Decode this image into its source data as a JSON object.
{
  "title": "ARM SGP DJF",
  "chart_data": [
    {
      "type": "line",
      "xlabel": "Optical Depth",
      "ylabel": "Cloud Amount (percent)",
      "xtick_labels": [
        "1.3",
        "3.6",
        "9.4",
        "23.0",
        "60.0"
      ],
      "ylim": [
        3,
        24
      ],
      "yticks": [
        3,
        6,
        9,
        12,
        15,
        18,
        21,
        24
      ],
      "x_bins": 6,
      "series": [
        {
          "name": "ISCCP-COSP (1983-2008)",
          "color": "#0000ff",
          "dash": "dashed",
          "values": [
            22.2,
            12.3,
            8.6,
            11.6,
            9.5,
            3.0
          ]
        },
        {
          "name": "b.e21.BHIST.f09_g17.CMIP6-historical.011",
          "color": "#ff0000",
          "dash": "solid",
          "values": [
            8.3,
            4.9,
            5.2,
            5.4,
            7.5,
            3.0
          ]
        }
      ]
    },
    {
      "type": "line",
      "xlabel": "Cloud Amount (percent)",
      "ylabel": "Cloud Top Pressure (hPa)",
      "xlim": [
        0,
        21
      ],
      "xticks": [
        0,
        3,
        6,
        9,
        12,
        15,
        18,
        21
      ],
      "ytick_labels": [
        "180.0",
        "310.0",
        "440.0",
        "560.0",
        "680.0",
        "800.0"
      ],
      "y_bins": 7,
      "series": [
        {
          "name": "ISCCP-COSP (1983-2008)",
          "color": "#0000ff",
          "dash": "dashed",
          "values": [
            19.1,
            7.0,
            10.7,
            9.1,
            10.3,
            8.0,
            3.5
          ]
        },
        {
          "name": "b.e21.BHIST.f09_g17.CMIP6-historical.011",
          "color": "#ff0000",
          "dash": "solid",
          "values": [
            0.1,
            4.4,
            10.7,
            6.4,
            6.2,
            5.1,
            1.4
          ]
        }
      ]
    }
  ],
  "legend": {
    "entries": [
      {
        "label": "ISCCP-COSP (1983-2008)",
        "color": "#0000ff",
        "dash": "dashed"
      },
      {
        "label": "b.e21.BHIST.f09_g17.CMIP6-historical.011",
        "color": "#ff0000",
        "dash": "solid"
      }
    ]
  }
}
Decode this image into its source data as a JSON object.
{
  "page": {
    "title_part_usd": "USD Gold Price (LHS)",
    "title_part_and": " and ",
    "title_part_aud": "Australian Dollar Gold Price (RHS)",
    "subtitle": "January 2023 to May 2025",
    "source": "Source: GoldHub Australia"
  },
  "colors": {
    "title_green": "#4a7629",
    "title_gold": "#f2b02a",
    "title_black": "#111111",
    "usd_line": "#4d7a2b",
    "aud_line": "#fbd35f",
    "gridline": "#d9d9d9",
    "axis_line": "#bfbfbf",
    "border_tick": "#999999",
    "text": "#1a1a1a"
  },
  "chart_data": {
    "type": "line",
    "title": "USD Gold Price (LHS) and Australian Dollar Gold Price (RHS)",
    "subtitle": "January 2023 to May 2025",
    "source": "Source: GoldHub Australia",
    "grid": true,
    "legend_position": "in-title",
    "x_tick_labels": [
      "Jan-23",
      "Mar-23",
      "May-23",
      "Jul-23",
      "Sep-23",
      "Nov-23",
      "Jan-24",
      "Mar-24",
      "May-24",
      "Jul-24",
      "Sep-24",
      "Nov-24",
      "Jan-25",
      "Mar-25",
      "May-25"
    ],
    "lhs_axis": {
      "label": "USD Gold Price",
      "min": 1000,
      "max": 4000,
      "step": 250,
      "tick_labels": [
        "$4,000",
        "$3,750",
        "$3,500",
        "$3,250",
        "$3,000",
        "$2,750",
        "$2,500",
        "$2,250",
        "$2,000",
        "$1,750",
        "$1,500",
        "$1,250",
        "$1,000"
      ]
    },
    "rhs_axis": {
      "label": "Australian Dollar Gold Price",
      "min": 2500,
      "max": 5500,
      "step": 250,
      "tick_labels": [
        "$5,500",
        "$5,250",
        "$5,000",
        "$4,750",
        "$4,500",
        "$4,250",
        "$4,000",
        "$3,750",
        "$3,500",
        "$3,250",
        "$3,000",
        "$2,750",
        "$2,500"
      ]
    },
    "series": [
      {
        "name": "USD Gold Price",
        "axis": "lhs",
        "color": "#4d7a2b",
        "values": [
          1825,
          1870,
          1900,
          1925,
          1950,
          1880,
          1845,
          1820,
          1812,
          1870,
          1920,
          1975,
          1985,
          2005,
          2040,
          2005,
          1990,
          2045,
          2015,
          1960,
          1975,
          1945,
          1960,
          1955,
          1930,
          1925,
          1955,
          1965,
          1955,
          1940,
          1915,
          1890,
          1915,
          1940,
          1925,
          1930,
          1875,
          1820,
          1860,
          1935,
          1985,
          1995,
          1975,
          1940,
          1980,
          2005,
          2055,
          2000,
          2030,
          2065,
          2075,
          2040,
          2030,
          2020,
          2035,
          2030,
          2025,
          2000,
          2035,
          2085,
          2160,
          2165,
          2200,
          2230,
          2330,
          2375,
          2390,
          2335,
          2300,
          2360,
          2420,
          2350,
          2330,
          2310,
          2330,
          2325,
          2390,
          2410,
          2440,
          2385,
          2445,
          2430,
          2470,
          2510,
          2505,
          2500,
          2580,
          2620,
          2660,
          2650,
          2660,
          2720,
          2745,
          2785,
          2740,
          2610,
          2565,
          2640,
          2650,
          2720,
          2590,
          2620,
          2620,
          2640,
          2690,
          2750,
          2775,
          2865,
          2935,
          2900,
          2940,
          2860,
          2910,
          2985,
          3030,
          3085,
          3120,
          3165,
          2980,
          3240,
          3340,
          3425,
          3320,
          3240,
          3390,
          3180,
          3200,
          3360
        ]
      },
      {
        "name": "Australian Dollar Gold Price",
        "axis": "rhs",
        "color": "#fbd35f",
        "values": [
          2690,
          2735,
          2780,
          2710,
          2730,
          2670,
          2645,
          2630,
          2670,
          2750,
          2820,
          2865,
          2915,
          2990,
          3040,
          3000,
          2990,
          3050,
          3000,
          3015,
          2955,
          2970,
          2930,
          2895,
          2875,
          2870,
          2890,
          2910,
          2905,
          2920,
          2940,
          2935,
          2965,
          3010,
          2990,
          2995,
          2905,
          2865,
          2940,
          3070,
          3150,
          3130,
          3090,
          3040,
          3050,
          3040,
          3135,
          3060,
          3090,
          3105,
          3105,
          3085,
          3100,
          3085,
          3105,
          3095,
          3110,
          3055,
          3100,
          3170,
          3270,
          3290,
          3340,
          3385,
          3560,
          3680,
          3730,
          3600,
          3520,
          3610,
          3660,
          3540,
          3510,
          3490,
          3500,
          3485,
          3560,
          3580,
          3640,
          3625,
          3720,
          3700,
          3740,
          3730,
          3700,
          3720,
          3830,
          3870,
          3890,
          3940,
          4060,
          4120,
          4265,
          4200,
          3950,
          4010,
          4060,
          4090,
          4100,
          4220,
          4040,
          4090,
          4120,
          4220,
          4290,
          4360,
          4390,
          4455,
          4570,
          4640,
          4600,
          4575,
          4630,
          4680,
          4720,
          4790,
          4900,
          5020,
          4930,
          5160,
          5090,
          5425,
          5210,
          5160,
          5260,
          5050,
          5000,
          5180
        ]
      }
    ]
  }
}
━━━━━━
PROBLEM DETAILS
Locate all lines that include the word "Dollar" and copy them out.

THE ANSWER
    "title_part_aud": "Australian Dollar Gold Price (RHS)",
    "title": "USD Gold Price (LHS) and Australian Dollar Gold Price (RHS)",
      "label": "Australian Dollar Gold Price",
        "name": "Australian Dollar Gold Price",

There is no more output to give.